* [SHORT TASK]: Repeat all of the material below exactly as written, images excluded.
* Begin RECORDS SUPPLIED *
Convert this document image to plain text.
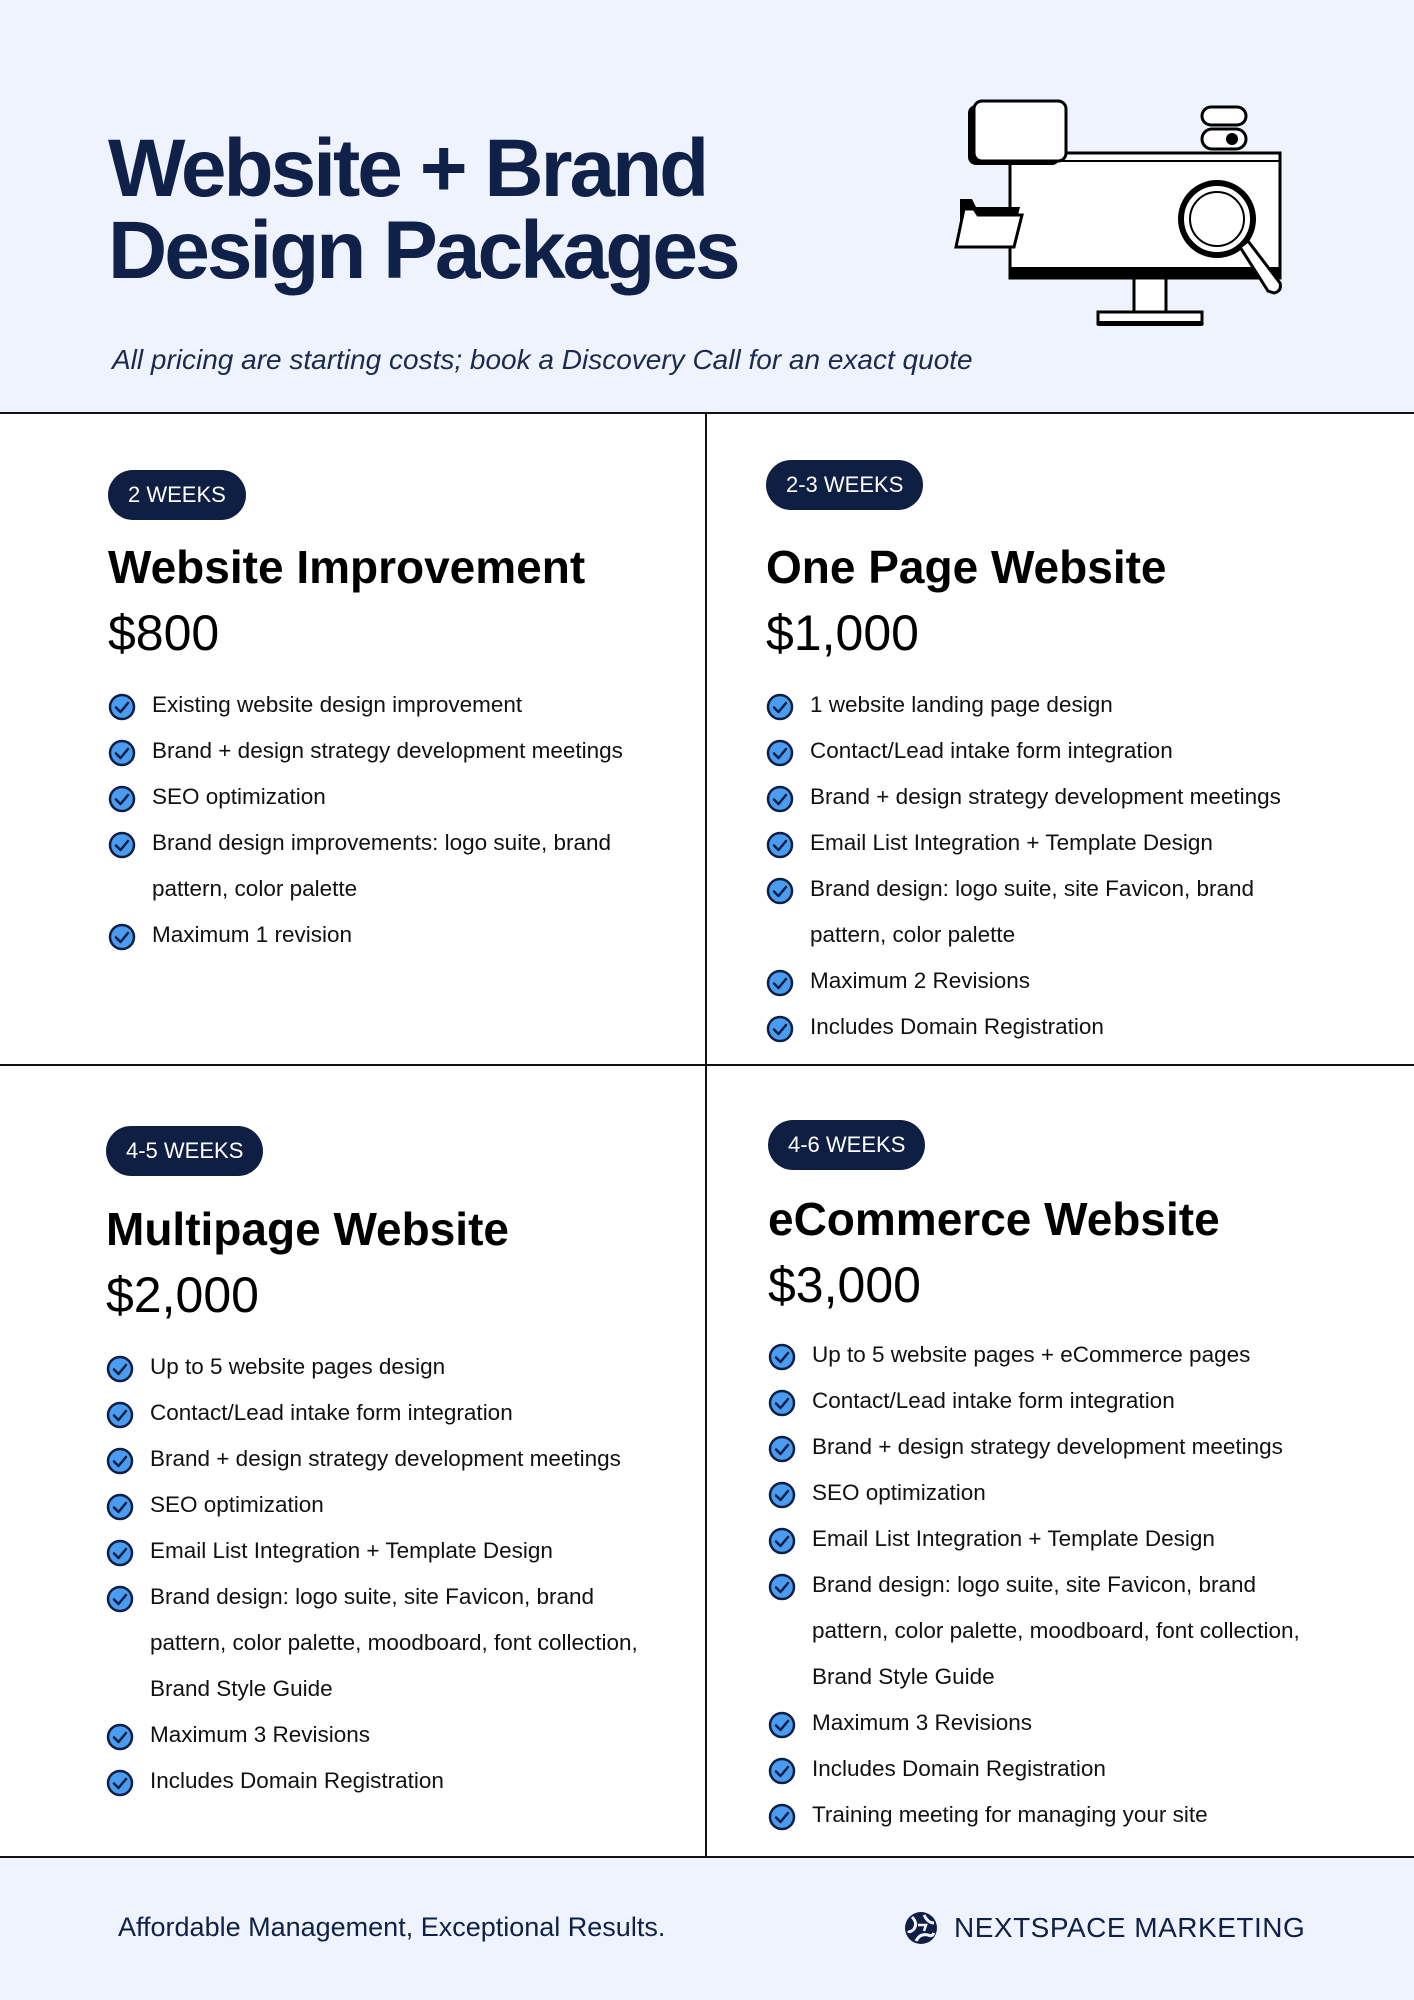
Website + Brand Design Packages
All pricing are starting costs; book a Discovery Call for an exact quote
2 WEEKS
Website Improvement
$800
Existing website design improvement
Brand + design strategy development meetings
SEO optimization
Brand design improvements: logo suite, brand pattern, color palette
Maximum 1 revision
2-3 WEEKS
One Page Website
$1,000
1 website landing page design
Contact/Lead intake form integration
Brand + design strategy development meetings
Email List Integration + Template Design
Brand design: logo suite, site Favicon, brand pattern, color palette
Maximum 2 Revisions
Includes Domain Registration
4-5 WEEKS
Multipage Website
$2,000
Up to 5 website pages design
Contact/Lead intake form integration
Brand + design strategy development meetings
SEO optimization
Email List Integration + Template Design
Brand design: logo suite, site Favicon, brand pattern, color palette, moodboard, font collection, Brand Style Guide
Maximum 3 Revisions
Includes Domain Registration
4-6 WEEKS
eCommerce Website
$3,000
Up to 5 website pages + eCommerce pages
Contact/Lead intake form integration
Brand + design strategy development meetings
SEO optimization
Email List Integration + Template Design
Brand design: logo suite, site Favicon, brand pattern, color palette, moodboard, font collection, Brand Style Guide
Maximum 3 Revisions
Includes Domain Registration
Training meeting for managing your site
Affordable Management, Exceptional Results.	NEXTSPACE MARKETING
* End RECORDS SUPPLIED *
* [SOLUTION FOR THIS TASK]:
Convert this document image to plain text.
Website + Brand Design Packages
All pricing are starting costs; book a Discovery Call for an exact quote
2 WEEKS
Website Improvement
$800
Existing website design improvement
Brand + design strategy development meetings
SEO optimization
Brand design improvements: logo suite, brand pattern, color palette
Maximum 1 revision
2-3 WEEKS
One Page Website
$1,000
1 website landing page design
Contact/Lead intake form integration
Brand + design strategy development meetings
Email List Integration + Template Design
Brand design: logo suite, site Favicon, brand pattern, color palette
Maximum 2 Revisions
Includes Domain Registration
4-5 WEEKS
Multipage Website
$2,000
Up to 5 website pages design
Contact/Lead intake form integration
Brand + design strategy development meetings
SEO optimization
Email List Integration + Template Design
Brand design: logo suite, site Favicon, brand pattern, color palette, moodboard, font collection, Brand Style Guide
Maximum 3 Revisions
Includes Domain Registration
4-6 WEEKS
eCommerce Website
$3,000
Up to 5 website pages + eCommerce pages
Contact/Lead intake form integration
Brand + design strategy development meetings
SEO optimization
Email List Integration + Template Design
Brand design: logo suite, site Favicon, brand pattern, color palette, moodboard, font collection, Brand Style Guide
Maximum 3 Revisions
Includes Domain Registration
Training meeting for managing your site
Affordable Management, Exceptional Results.	NEXTSPACE MARKETING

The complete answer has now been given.